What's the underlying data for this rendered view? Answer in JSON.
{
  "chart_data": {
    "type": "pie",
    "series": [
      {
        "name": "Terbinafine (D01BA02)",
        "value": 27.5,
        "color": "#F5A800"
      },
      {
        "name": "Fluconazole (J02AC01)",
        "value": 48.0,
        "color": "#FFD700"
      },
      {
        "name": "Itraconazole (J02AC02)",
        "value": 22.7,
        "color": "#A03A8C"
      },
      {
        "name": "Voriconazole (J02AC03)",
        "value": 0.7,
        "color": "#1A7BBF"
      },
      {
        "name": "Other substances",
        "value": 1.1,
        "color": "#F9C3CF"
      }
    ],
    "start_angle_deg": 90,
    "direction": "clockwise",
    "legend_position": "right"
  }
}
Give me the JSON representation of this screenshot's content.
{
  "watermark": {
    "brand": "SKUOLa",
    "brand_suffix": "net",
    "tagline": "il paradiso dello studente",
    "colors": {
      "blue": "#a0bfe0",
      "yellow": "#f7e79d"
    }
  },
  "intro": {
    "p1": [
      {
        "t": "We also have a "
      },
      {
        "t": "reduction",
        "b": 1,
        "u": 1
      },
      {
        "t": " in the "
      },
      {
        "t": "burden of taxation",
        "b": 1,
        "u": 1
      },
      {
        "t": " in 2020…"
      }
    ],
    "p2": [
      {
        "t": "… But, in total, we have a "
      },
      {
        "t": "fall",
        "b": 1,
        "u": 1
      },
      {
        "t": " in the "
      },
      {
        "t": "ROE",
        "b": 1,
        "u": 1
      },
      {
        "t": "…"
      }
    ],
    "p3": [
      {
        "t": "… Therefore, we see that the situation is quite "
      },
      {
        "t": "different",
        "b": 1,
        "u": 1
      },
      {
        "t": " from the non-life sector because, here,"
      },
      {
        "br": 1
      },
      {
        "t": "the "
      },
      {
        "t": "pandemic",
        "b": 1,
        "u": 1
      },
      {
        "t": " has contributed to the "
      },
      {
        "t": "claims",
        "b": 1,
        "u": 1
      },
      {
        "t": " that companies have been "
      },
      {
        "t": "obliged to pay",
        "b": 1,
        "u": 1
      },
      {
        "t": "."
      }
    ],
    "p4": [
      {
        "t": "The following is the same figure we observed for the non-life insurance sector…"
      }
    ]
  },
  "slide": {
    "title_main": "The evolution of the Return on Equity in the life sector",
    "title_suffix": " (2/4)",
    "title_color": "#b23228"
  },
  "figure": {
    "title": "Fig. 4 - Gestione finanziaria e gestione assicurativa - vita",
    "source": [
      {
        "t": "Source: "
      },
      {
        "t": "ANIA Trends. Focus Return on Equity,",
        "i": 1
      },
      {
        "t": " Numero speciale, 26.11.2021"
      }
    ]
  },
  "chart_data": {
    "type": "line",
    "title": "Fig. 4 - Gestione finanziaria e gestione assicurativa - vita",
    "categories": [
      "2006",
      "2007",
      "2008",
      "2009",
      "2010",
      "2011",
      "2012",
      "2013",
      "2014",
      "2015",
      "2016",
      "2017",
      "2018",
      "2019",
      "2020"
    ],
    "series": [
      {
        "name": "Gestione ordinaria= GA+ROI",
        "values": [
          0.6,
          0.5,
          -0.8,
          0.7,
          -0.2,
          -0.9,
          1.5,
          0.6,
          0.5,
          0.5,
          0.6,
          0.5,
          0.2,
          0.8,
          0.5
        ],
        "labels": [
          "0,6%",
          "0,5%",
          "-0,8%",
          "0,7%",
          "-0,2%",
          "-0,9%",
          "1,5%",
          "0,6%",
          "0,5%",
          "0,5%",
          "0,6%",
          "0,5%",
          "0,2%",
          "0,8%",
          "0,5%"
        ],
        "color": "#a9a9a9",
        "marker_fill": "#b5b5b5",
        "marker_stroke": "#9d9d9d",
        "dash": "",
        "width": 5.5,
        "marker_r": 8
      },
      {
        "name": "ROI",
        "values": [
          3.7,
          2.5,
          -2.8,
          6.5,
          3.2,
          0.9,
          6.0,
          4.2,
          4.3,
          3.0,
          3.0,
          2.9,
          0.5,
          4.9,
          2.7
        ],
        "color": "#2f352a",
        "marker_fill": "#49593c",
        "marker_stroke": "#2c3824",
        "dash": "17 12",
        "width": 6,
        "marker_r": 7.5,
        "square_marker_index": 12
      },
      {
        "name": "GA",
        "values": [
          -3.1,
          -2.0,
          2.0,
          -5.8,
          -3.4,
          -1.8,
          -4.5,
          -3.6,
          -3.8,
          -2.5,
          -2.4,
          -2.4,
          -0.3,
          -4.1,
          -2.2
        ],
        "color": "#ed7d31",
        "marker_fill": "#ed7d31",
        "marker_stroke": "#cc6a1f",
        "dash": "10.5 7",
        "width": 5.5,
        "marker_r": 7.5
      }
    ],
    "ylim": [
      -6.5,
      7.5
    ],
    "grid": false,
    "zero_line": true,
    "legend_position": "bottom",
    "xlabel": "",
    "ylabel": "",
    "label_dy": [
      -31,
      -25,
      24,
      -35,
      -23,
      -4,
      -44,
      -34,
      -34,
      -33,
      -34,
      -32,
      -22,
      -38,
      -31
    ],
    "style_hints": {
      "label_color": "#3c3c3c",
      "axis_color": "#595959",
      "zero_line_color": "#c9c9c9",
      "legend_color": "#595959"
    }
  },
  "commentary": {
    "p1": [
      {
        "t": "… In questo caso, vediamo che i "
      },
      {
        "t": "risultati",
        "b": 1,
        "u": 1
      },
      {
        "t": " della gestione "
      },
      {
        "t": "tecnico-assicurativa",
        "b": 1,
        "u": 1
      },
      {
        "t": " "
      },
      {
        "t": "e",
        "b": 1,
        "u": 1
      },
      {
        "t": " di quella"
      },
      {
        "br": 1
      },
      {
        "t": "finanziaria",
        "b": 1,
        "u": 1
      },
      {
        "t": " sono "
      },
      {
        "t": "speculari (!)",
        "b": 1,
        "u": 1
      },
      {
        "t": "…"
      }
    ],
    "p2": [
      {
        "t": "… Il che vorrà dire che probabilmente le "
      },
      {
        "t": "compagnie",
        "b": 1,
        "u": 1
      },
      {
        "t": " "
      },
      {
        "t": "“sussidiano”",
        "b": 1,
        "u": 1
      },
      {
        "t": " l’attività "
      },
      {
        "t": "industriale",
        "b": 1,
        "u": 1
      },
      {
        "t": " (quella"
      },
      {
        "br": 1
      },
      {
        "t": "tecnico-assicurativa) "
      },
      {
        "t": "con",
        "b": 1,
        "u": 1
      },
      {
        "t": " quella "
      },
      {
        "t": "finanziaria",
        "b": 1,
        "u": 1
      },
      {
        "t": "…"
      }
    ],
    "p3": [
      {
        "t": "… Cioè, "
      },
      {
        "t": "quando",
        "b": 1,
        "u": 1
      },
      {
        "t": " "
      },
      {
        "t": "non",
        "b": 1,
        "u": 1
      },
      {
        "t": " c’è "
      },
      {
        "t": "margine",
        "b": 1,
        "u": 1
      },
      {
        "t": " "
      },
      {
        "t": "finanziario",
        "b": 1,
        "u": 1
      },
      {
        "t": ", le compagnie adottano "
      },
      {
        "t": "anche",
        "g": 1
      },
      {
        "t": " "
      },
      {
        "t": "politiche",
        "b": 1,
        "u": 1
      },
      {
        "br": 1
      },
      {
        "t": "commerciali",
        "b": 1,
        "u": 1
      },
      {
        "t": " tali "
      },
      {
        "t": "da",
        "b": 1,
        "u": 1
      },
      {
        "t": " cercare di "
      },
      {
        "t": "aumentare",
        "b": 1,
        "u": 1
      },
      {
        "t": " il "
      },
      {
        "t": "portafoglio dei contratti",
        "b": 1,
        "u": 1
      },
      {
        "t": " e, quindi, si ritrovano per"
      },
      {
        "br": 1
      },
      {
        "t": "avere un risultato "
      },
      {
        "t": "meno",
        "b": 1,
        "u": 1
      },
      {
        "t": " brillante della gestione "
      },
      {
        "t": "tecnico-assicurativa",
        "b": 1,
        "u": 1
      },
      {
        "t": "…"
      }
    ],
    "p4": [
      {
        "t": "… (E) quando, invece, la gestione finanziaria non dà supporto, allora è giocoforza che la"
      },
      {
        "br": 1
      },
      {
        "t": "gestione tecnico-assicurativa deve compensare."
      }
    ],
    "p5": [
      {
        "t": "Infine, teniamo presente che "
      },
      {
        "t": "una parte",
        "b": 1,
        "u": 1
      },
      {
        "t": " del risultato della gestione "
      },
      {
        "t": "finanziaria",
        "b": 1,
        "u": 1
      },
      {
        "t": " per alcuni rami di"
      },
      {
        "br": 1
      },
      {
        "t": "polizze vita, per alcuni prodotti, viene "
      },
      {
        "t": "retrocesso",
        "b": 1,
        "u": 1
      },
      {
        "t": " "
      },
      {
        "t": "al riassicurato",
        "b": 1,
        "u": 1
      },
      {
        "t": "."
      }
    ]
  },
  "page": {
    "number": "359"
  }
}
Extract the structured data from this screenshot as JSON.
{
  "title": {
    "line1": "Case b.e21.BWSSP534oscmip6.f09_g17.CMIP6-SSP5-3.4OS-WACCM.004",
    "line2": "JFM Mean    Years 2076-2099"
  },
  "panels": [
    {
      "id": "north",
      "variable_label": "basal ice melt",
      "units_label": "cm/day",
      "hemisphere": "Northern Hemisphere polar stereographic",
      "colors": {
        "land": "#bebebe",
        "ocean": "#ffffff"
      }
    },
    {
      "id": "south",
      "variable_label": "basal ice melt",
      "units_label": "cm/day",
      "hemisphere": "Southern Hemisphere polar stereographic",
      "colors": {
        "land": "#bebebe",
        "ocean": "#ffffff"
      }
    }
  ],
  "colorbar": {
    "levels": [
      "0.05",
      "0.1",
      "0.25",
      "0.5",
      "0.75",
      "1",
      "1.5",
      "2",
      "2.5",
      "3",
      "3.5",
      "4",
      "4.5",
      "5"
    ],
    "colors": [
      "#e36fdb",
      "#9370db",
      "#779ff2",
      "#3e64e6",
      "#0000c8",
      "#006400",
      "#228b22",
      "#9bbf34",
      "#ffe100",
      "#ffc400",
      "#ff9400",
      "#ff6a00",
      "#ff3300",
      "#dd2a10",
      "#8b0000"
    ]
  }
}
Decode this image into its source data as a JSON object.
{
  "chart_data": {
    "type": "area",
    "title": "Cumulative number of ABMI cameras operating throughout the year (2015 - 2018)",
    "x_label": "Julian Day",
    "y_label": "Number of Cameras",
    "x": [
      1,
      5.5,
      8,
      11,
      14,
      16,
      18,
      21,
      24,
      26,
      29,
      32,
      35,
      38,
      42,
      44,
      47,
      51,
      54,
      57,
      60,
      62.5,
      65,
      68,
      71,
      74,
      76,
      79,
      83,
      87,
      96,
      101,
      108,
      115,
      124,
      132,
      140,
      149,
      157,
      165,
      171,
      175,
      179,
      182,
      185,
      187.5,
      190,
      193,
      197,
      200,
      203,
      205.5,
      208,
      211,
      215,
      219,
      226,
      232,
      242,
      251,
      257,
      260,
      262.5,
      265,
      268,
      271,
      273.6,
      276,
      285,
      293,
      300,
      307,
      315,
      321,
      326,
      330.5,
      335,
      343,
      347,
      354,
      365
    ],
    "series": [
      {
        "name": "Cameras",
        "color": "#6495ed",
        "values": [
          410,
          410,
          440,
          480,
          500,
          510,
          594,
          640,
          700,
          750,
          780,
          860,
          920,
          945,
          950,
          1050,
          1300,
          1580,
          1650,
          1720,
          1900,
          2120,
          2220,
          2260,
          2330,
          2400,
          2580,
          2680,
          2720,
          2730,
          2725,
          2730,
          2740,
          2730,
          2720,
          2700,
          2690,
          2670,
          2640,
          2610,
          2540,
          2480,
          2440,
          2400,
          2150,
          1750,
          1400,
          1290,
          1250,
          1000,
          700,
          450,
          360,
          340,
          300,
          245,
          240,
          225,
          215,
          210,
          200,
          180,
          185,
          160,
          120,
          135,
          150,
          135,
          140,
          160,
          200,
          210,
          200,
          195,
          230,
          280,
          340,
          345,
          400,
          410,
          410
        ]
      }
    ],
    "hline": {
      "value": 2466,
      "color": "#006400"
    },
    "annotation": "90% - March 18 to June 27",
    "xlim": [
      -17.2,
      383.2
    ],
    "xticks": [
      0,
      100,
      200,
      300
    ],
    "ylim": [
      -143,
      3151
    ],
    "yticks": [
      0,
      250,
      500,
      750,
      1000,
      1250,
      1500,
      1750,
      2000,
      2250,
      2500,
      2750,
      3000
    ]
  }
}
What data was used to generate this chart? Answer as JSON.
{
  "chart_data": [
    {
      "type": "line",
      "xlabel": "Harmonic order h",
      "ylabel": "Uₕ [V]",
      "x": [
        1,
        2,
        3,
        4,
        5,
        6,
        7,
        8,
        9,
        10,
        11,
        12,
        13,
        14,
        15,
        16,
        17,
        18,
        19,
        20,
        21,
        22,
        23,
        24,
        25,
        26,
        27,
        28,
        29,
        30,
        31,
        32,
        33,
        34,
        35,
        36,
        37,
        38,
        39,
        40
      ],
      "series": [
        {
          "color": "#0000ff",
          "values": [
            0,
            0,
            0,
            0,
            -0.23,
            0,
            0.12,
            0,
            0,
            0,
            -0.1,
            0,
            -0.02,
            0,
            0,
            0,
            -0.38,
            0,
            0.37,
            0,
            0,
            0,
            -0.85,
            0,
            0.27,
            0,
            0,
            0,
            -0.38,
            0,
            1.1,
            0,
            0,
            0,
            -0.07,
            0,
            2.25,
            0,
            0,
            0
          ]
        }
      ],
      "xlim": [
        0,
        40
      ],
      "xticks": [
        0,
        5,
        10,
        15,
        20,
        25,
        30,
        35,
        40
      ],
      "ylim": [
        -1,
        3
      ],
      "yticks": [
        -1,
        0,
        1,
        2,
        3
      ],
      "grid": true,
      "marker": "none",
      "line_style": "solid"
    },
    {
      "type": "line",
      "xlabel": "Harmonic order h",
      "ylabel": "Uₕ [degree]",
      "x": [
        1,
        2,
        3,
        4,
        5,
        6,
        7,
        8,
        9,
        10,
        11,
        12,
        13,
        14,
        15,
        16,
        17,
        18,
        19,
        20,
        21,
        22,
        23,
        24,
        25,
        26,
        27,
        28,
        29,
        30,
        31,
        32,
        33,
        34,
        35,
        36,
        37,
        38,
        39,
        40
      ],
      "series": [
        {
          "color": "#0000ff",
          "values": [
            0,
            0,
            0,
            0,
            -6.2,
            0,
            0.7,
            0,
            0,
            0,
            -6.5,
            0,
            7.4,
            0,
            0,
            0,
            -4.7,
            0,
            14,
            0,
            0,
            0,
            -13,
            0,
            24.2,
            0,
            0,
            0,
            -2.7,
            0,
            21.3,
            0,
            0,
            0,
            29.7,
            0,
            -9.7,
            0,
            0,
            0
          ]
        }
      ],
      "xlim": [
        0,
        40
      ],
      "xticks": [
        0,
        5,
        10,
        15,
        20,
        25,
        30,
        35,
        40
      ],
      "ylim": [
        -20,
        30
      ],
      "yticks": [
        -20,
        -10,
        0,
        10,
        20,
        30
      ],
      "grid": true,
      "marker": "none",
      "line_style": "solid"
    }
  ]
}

........

THE PROBLEM
In the records above, find each line with the word "tecnico" and copy it.

ANSWER TO THIS PROBLEM
        "t": "tecnico-assicurativa",
        "t": "tecnico-assicurativa) "
        "t": "tecnico-assicurativa",
        "t": "gestione tecnico-assicurativa deve compensare."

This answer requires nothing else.